◆ Your objective:
Would you quote every entry exactly, dropping only the pictures?

◆ Input:

[Start]

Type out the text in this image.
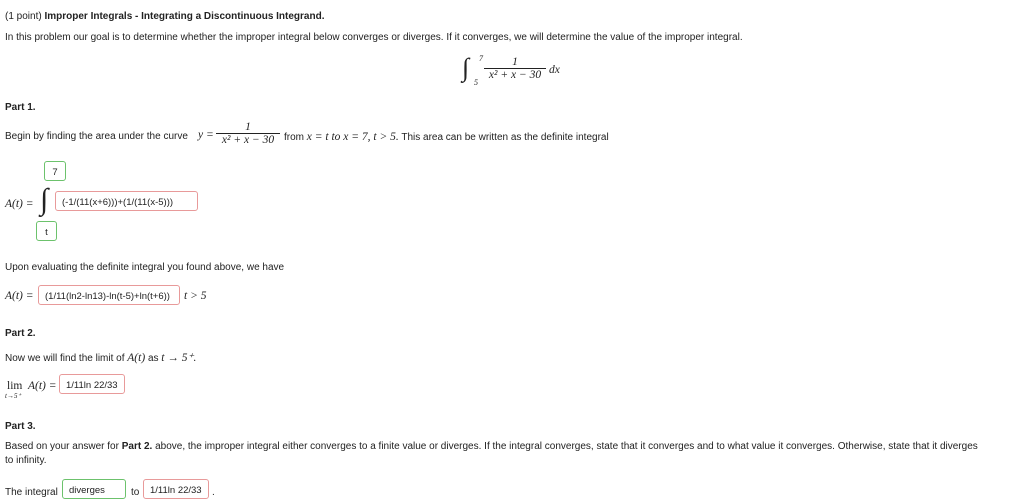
(1 point) Improper Integrals - Integrating a Discontinuous Integrand.
In this problem our goal is to determine whether the improper integral below converges or diverges. If it converges, we will determine the value of the improper integral.
∫ 7
5
1
x² + x − 30 dx
Part 1.
Begin by finding the area under the curve y =
1
x² + x − 30 from x = t to x = 7, t > 5. This area can be written as the definite integral
A(t) = ∫
7
t
(-1/(11(x+6)))+(1/(11(x-5)))
Upon evaluating the definite integral you found above, we have
A(t) =	(1/11(ln2-ln13)-ln(t-5)+ln(t+6))	t > 5
Part 2.
Now we will find the limit of A(t) as t → 5⁺.
lim
t→5⁺
A(t) = 1/11ln 22/33
Part 3.
Based on your answer for Part 2. above, the improper integral either converges to a finite value or diverges. If the integral converges, state that it converges and to what value it converges. Otherwise, state that it diverges
to infinity.
The integral	diverges	to	1/11ln 22/33	.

[End]

◆ Worked answer:
Type out the text in this image.
(1 point) Improper Integrals - Integrating a Discontinuous Integrand.
In this problem our goal is to determine whether the improper integral below converges or diverges. If it converges, we will determine the value of the improper integral.
∫ 7
5
1
x² + x − 30 dx
Part 1.
Begin by finding the area under the curve y =
1
x² + x − 30 from x = t to x = 7, t > 5. This area can be written as the definite integral
A(t) = ∫
7
t
(-1/(11(x+6)))+(1/(11(x-5)))
Upon evaluating the definite integral you found above, we have
A(t) =	(1/11(ln2-ln13)-ln(t-5)+ln(t+6))	t > 5
Part 2.
Now we will find the limit of A(t) as t → 5⁺.
lim
t→5⁺
A(t) = 1/11ln 22/33
Part 3.
Based on your answer for Part 2. above, the improper integral either converges to a finite value or diverges. If the integral converges, state that it converges and to what value it converges. Otherwise, state that it diverges
to infinity.
The integral	diverges	to	1/11ln 22/33	.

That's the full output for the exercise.